** Start of Supplied data **

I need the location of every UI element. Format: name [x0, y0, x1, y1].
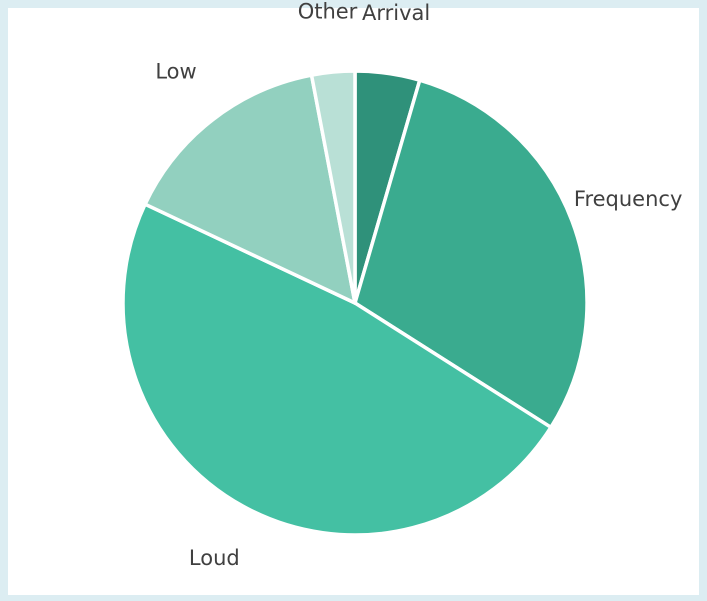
pie-slices	[121, 69, 589, 537]
pie-label-loud: Loud	[189, 546, 240, 570]
pie-slice-other	[309, 69, 357, 305]
pie-slice-low	[143, 73, 357, 305]
pie-label-low: Low	[155, 59, 196, 83]
pie-label-arrival: Arrival	[362, 1, 430, 25]
pie-label-frequency: Frequency	[574, 187, 683, 211]
pie-slice-loud	[121, 202, 553, 537]
pie-label-other: Other	[298, 0, 358, 23]
pie-slice-frequency	[353, 78, 589, 430]
pie-labels: Arrival Frequency Loud Low Other	[155, 0, 682, 570]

** End of Supplied data **

▶ Written task
Return the lines of every row above without any change, omitting the pictures.

▶ Solution to this problem
I need the location of every UI element. Format: name [x0, y0, x1, y1].
pie-slices	[121, 69, 589, 537]
pie-label-loud: Loud	[189, 546, 240, 570]
pie-slice-other	[309, 69, 357, 305]
pie-slice-low	[143, 73, 357, 305]
pie-label-low: Low	[155, 59, 196, 83]
pie-label-arrival: Arrival	[362, 1, 430, 25]
pie-label-frequency: Frequency	[574, 187, 683, 211]
pie-slice-loud	[121, 202, 553, 537]
pie-label-other: Other	[298, 0, 358, 23]
pie-slice-frequency	[353, 78, 589, 430]
pie-labels: Arrival Frequency Loud Low Other	[155, 0, 682, 570]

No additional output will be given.